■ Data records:
────────────────────

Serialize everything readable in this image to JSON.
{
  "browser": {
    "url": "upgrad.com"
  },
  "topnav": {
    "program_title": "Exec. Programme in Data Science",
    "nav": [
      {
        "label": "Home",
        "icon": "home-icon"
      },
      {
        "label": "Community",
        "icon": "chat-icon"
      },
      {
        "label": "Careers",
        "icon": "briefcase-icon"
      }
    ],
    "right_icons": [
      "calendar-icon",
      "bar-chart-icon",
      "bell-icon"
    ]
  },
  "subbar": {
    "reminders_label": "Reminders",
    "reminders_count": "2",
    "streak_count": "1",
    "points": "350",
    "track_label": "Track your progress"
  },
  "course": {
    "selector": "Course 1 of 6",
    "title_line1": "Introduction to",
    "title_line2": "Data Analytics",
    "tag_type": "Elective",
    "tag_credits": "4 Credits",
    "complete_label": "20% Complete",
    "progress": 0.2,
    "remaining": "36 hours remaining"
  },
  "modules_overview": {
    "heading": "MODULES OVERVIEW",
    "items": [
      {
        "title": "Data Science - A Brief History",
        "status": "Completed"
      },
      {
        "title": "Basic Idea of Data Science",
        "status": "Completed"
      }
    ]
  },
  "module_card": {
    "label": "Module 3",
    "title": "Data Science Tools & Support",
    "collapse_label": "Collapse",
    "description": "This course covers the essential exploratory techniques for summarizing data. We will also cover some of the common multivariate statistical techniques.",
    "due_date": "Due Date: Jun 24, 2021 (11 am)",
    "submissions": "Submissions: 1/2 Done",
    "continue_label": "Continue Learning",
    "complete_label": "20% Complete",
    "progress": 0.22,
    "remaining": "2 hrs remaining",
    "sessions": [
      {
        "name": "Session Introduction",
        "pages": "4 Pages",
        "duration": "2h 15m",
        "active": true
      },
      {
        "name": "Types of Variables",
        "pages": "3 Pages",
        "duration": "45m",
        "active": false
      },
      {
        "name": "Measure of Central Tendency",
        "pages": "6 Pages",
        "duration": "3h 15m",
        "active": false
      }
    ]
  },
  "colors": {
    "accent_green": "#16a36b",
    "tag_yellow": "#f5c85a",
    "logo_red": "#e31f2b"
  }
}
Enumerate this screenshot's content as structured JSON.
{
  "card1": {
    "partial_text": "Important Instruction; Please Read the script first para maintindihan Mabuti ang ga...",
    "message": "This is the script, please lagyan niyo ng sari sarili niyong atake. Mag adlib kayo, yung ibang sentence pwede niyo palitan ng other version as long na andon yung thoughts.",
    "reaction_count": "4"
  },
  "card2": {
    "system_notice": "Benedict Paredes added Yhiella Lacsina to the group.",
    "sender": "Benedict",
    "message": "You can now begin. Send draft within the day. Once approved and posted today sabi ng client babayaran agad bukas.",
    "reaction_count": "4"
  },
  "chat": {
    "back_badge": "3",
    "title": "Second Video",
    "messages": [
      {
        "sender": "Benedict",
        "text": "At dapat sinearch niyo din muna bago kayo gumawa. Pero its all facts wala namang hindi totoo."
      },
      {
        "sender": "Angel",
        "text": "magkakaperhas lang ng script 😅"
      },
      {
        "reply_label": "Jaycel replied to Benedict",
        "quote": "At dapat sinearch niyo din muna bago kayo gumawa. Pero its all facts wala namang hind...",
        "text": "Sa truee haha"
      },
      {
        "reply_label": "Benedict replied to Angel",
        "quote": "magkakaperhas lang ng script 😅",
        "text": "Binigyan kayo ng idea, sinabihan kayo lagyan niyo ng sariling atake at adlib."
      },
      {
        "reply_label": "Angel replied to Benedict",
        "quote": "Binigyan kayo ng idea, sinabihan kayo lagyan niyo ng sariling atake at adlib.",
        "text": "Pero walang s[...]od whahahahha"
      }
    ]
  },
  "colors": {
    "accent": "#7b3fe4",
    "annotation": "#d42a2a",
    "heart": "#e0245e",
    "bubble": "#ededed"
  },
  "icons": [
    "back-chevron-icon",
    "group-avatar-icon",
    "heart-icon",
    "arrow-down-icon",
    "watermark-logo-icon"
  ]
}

────────────────────

■ The request: Pull out all lines from the entries above in which the word "dapat" appears.

■ Written response:
        "text": "At dapat sinearch niyo din muna bago kayo gumawa. Pero its all facts wala namang hindi totoo."
        "quote": "At dapat sinearch niyo din muna bago kayo gumawa. Pero its all facts wala namang hind...",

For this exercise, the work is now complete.